▸ Provided data:
────────────────

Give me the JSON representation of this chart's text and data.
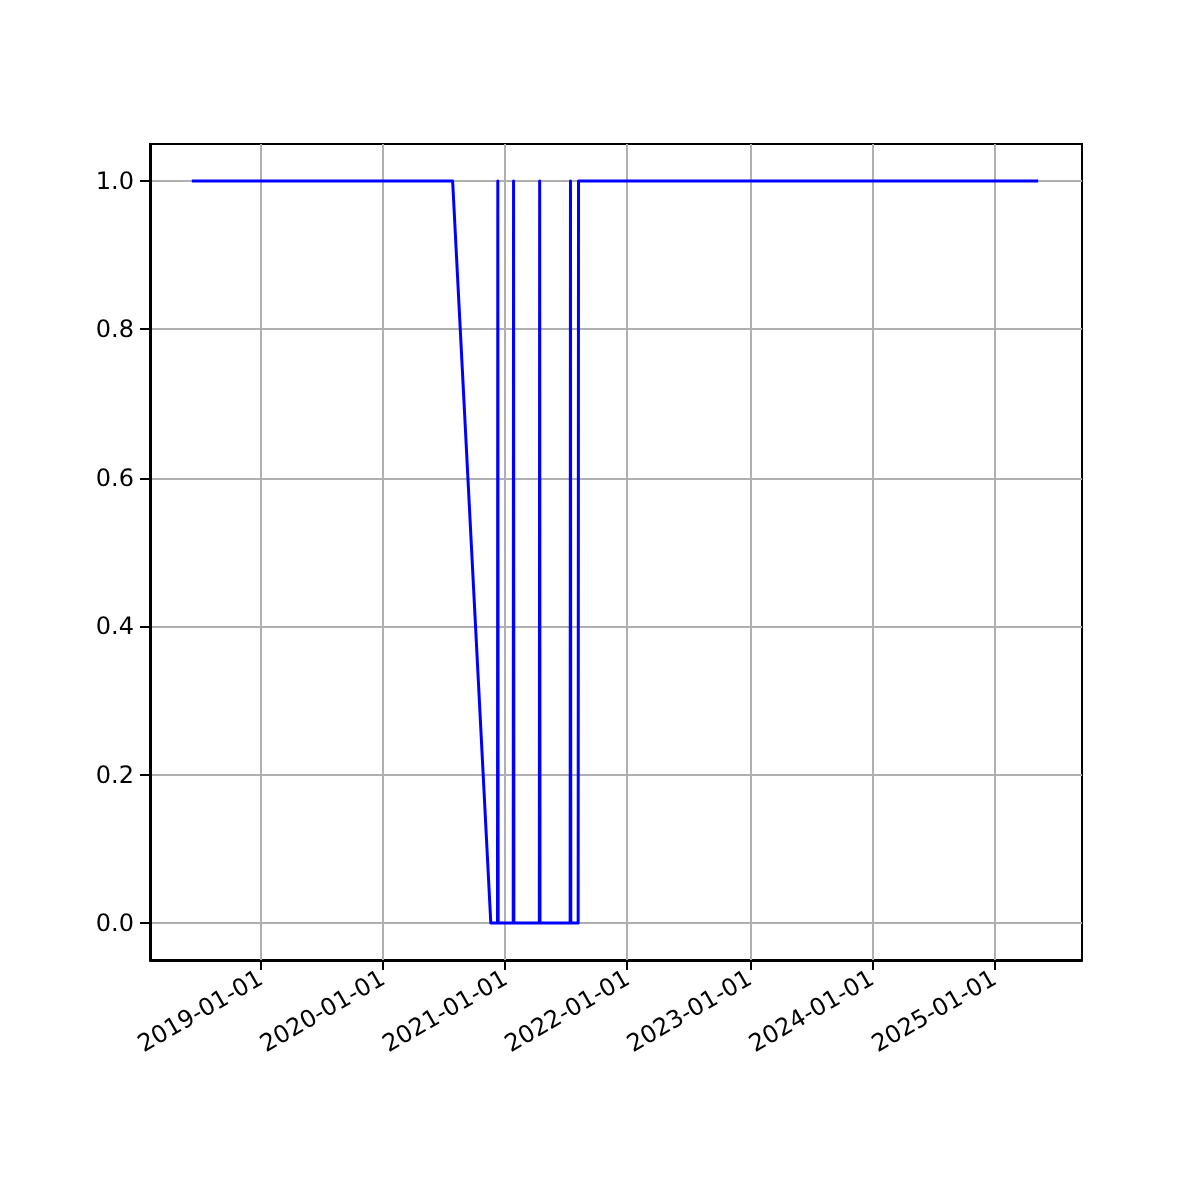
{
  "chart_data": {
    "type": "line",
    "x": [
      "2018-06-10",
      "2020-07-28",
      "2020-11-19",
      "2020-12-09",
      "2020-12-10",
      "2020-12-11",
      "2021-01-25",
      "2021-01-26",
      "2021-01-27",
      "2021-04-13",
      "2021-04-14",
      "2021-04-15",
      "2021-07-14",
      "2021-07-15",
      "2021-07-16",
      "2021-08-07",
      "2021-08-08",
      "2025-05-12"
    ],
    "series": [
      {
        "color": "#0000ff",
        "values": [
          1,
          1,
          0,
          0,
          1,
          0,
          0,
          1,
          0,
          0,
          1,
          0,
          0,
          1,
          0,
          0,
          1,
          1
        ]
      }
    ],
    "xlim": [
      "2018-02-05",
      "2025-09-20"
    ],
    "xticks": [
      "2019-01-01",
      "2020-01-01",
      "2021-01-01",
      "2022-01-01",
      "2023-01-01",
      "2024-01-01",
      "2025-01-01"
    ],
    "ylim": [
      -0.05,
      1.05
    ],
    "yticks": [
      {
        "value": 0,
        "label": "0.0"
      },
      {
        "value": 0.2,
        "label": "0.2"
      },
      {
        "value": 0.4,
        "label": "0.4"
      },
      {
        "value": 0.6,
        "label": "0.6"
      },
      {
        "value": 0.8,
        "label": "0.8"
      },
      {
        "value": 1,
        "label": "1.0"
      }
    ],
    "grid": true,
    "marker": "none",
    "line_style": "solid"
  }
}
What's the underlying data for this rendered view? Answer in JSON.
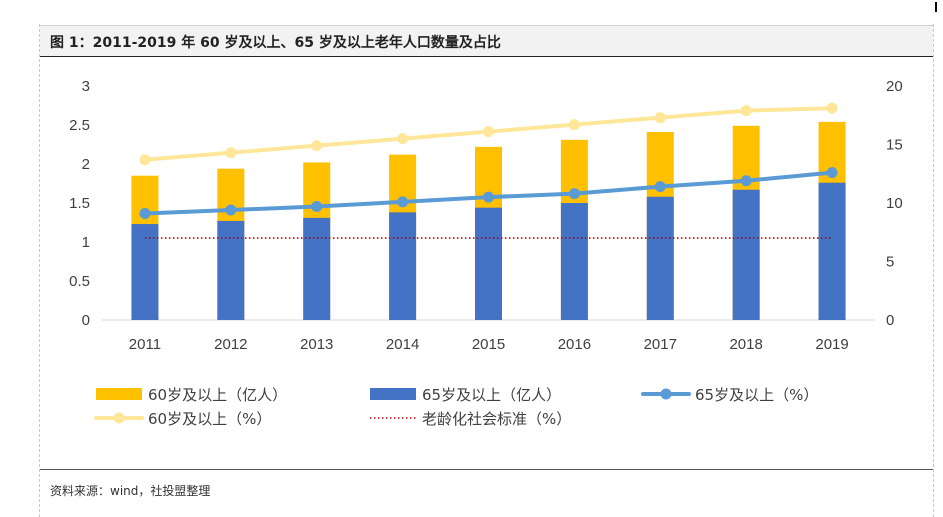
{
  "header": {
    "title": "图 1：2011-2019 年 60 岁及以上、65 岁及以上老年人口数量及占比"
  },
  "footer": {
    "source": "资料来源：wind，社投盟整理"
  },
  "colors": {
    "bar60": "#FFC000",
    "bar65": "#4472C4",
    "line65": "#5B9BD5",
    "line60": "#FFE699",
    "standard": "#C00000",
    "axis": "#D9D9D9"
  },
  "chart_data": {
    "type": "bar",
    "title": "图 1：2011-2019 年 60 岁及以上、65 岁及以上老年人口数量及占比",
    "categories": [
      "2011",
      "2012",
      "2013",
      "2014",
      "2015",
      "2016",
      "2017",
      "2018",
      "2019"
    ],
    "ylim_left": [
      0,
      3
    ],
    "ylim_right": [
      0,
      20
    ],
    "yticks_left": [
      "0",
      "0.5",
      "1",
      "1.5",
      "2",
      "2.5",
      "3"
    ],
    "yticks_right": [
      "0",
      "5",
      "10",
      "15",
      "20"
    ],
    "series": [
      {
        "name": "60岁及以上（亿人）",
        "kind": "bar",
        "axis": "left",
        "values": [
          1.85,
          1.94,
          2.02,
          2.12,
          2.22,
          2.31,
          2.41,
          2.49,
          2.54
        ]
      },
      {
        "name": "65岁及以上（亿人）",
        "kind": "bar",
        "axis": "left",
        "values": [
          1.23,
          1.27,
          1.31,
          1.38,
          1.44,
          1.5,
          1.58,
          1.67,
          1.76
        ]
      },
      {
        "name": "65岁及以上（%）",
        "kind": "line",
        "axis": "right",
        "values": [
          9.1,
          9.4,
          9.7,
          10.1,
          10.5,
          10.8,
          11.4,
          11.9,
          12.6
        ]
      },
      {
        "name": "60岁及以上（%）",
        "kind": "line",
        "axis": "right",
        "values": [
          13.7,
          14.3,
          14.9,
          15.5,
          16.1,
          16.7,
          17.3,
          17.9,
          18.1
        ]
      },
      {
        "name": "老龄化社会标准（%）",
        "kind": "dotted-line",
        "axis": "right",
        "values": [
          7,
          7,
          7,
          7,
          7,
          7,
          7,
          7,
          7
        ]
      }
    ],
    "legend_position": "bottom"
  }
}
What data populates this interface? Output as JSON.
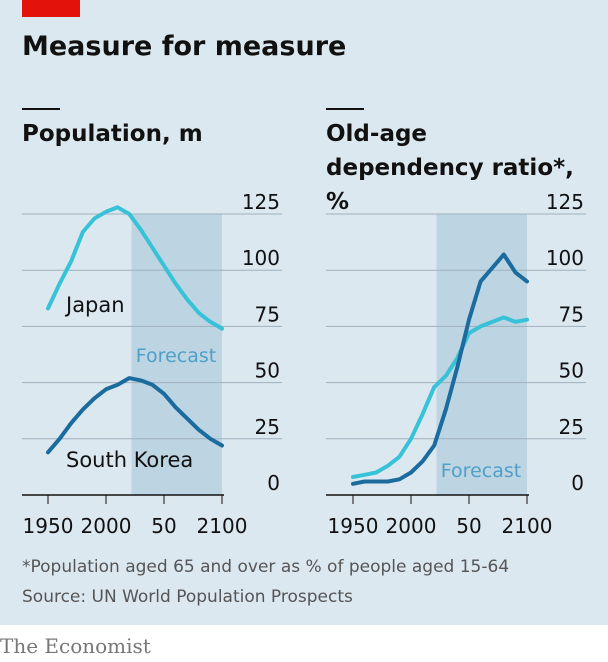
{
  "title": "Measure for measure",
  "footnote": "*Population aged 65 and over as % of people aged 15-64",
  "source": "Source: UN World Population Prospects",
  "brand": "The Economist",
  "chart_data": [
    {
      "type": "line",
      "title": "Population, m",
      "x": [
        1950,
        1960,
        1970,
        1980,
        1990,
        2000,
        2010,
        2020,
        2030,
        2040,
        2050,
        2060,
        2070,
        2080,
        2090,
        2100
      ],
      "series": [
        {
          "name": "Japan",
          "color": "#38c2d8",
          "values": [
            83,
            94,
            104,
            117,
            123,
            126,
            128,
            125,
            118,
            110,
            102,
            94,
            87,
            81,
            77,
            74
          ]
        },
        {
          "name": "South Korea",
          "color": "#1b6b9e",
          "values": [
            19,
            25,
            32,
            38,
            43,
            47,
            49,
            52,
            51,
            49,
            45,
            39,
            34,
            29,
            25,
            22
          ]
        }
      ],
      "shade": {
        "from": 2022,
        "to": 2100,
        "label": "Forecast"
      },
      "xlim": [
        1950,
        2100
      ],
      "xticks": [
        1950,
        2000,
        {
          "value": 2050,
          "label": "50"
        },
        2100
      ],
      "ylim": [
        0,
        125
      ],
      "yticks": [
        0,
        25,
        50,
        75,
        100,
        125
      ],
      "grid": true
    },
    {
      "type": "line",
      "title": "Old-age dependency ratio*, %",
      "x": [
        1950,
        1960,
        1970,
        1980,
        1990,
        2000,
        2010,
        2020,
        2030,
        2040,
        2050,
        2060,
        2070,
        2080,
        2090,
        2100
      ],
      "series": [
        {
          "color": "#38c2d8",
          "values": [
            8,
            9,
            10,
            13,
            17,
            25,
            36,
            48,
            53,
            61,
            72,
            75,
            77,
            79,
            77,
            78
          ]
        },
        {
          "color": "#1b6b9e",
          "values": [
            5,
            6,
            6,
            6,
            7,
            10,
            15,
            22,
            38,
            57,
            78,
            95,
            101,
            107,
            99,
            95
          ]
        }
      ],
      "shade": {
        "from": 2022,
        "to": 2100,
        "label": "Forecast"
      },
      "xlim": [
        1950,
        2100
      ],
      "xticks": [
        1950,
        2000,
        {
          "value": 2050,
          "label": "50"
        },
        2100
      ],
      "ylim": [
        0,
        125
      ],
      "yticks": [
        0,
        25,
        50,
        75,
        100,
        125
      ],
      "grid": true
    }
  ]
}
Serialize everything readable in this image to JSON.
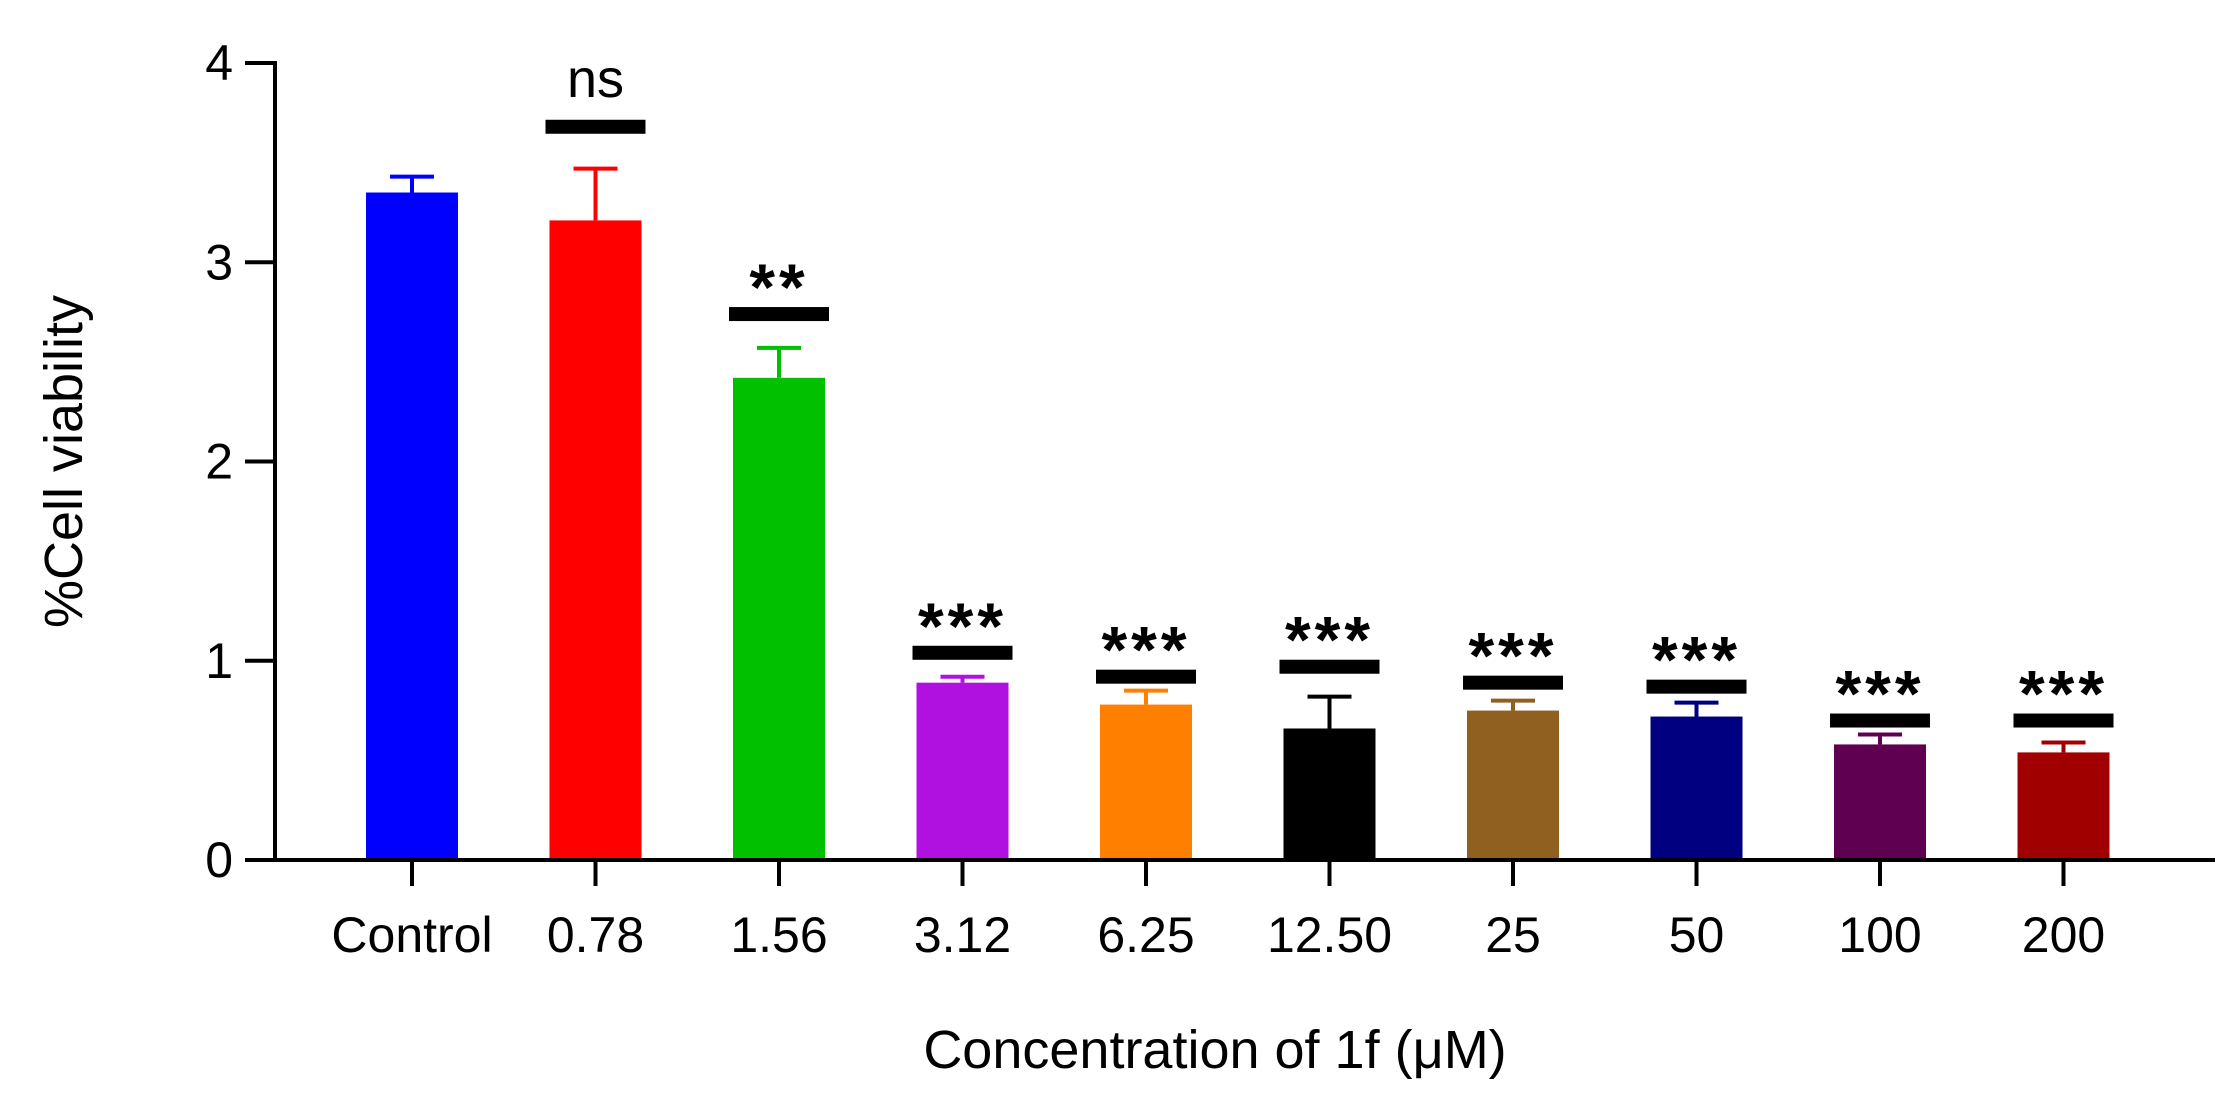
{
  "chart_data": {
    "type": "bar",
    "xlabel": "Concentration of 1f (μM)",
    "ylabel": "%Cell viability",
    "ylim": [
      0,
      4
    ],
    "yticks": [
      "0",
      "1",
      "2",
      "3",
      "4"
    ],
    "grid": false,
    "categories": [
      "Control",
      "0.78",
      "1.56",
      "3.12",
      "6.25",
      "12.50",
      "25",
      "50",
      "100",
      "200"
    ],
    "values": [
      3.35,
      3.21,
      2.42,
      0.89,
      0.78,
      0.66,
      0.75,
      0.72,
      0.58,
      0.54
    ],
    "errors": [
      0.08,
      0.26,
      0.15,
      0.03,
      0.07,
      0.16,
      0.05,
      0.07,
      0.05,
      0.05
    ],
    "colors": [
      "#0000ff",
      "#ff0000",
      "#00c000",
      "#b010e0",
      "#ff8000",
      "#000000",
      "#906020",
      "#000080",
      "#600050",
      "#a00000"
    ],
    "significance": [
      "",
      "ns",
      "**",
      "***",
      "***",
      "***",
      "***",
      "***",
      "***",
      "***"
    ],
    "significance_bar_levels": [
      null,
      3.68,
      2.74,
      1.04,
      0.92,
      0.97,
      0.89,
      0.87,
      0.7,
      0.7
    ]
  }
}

────────────────

▸ The problem:
Pictures are to be left out; the records above must be repeated word for word.

▸ Full solution:
Give me the JSON representation of this chart's text and data.
{
  "chart_data": {
    "type": "line",
    "x": [
      "2018-06-10",
      "2020-07-28",
      "2020-11-19",
      "2020-12-09",
      "2020-12-10",
      "2020-12-11",
      "2021-01-25",
      "2021-01-26",
      "2021-01-27",
      "2021-04-13",
      "2021-04-14",
      "2021-04-15",
      "2021-07-14",
      "2021-07-15",
      "2021-07-16",
      "2021-08-07",
      "2021-08-08",
      "2025-05-12"
    ],
    "series": [
      {
        "color": "#0000ff",
        "values": [
          1,
          1,
          0,
          0,
          1,
          0,
          0,
          1,
          0,
          0,
          1,
          0,
          0,
          1,
          0,
          0,
          1,
          1
        ]
      }
    ],
    "xlim": [
      "2018-02-05",
      "2025-09-20"
    ],
    "xticks": [
      "2019-01-01",
      "2020-01-01",
      "2021-01-01",
      "2022-01-01",
      "2023-01-01",
      "2024-01-01",
      "2025-01-01"
    ],
    "ylim": [
      -0.05,
      1.05
    ],
    "yticks": [
      {
        "value": 0,
        "label": "0.0"
      },
      {
        "value": 0.2,
        "label": "0.2"
      },
      {
        "value": 0.4,
        "label": "0.4"
      },
      {
        "value": 0.6,
        "label": "0.6"
      },
      {
        "value": 0.8,
        "label": "0.8"
      },
      {
        "value": 1,
        "label": "1.0"
      }
    ],
    "grid": true,
    "marker": "none",
    "line_style": "solid"
  }
}
What's the underlying data for this rendered view? Answer in JSON.
{
  "header": {
    "title": "图 1：2011-2019 年 60 岁及以上、65 岁及以上老年人口数量及占比"
  },
  "footer": {
    "source": "资料来源：wind，社投盟整理"
  },
  "colors": {
    "bar60": "#FFC000",
    "bar65": "#4472C4",
    "line65": "#5B9BD5",
    "line60": "#FFE699",
    "standard": "#C00000",
    "axis": "#D9D9D9"
  },
  "chart_data": {
    "type": "bar",
    "title": "图 1：2011-2019 年 60 岁及以上、65 岁及以上老年人口数量及占比",
    "categories": [
      "2011",
      "2012",
      "2013",
      "2014",
      "2015",
      "2016",
      "2017",
      "2018",
      "2019"
    ],
    "ylim_left": [
      0,
      3
    ],
    "ylim_right": [
      0,
      20
    ],
    "yticks_left": [
      "0",
      "0.5",
      "1",
      "1.5",
      "2",
      "2.5",
      "3"
    ],
    "yticks_right": [
      "0",
      "5",
      "10",
      "15",
      "20"
    ],
    "series": [
      {
        "name": "60岁及以上（亿人）",
        "kind": "bar",
        "axis": "left",
        "values": [
          1.85,
          1.94,
          2.02,
          2.12,
          2.22,
          2.31,
          2.41,
          2.49,
          2.54
        ]
      },
      {
        "name": "65岁及以上（亿人）",
        "kind": "bar",
        "axis": "left",
        "values": [
          1.23,
          1.27,
          1.31,
          1.38,
          1.44,
          1.5,
          1.58,
          1.67,
          1.76
        ]
      },
      {
        "name": "65岁及以上（%）",
        "kind": "line",
        "axis": "right",
        "values": [
          9.1,
          9.4,
          9.7,
          10.1,
          10.5,
          10.8,
          11.4,
          11.9,
          12.6
        ]
      },
      {
        "name": "60岁及以上（%）",
        "kind": "line",
        "axis": "right",
        "values": [
          13.7,
          14.3,
          14.9,
          15.5,
          16.1,
          16.7,
          17.3,
          17.9,
          18.1
        ]
      },
      {
        "name": "老龄化社会标准（%）",
        "kind": "dotted-line",
        "axis": "right",
        "values": [
          7,
          7,
          7,
          7,
          7,
          7,
          7,
          7,
          7
        ]
      }
    ],
    "legend_position": "bottom"
  }
}
What data populates this interface? Output as JSON.
{
  "title": "Measure for measure",
  "footnote": "*Population aged 65 and over as % of people aged 15-64",
  "source": "Source: UN World Population Prospects",
  "brand": "The Economist",
  "chart_data": [
    {
      "type": "line",
      "title": "Population, m",
      "x": [
        1950,
        1960,
        1970,
        1980,
        1990,
        2000,
        2010,
        2020,
        2030,
        2040,
        2050,
        2060,
        2070,
        2080,
        2090,
        2100
      ],
      "series": [
        {
          "name": "Japan",
          "color": "#38c2d8",
          "values": [
            83,
            94,
            104,
            117,
            123,
            126,
            128,
            125,
            118,
            110,
            102,
            94,
            87,
            81,
            77,
            74
          ]
        },
        {
          "name": "South Korea",
          "color": "#1b6b9e",
          "values": [
            19,
            25,
            32,
            38,
            43,
            47,
            49,
            52,
            51,
            49,
            45,
            39,
            34,
            29,
            25,
            22
          ]
        }
      ],
      "shade": {
        "from": 2022,
        "to": 2100,
        "label": "Forecast"
      },
      "xlim": [
        1950,
        2100
      ],
      "xticks": [
        1950,
        2000,
        {
          "value": 2050,
          "label": "50"
        },
        2100
      ],
      "ylim": [
        0,
        125
      ],
      "yticks": [
        0,
        25,
        50,
        75,
        100,
        125
      ],
      "grid": true
    },
    {
      "type": "line",
      "title": "Old-age dependency ratio*, %",
      "x": [
        1950,
        1960,
        1970,
        1980,
        1990,
        2000,
        2010,
        2020,
        2030,
        2040,
        2050,
        2060,
        2070,
        2080,
        2090,
        2100
      ],
      "series": [
        {
          "color": "#38c2d8",
          "values": [
            8,
            9,
            10,
            13,
            17,
            25,
            36,
            48,
            53,
            61,
            72,
            75,
            77,
            79,
            77,
            78
          ]
        },
        {
          "color": "#1b6b9e",
          "values": [
            5,
            6,
            6,
            6,
            7,
            10,
            15,
            22,
            38,
            57,
            78,
            95,
            101,
            107,
            99,
            95
          ]
        }
      ],
      "shade": {
        "from": 2022,
        "to": 2100,
        "label": "Forecast"
      },
      "xlim": [
        1950,
        2100
      ],
      "xticks": [
        1950,
        2000,
        {
          "value": 2050,
          "label": "50"
        },
        2100
      ],
      "ylim": [
        0,
        125
      ],
      "yticks": [
        0,
        25,
        50,
        75,
        100,
        125
      ],
      "grid": true
    }
  ]
}
Serialize everything readable in this image to JSON.
{
  "chart_data": {
    "type": "bar",
    "xlabel": "Concentration of 1f (μM)",
    "ylabel": "%Cell viability",
    "ylim": [
      0,
      4
    ],
    "yticks": [
      "0",
      "1",
      "2",
      "3",
      "4"
    ],
    "grid": false,
    "categories": [
      "Control",
      "0.78",
      "1.56",
      "3.12",
      "6.25",
      "12.50",
      "25",
      "50",
      "100",
      "200"
    ],
    "values": [
      3.35,
      3.21,
      2.42,
      0.89,
      0.78,
      0.66,
      0.75,
      0.72,
      0.58,
      0.54
    ],
    "errors": [
      0.08,
      0.26,
      0.15,
      0.03,
      0.07,
      0.16,
      0.05,
      0.07,
      0.05,
      0.05
    ],
    "colors": [
      "#0000ff",
      "#ff0000",
      "#00c000",
      "#b010e0",
      "#ff8000",
      "#000000",
      "#906020",
      "#000080",
      "#600050",
      "#a00000"
    ],
    "significance": [
      "",
      "ns",
      "**",
      "***",
      "***",
      "***",
      "***",
      "***",
      "***",
      "***"
    ],
    "significance_bar_levels": [
      null,
      3.68,
      2.74,
      1.04,
      0.92,
      0.97,
      0.89,
      0.87,
      0.7,
      0.7
    ]
  }
}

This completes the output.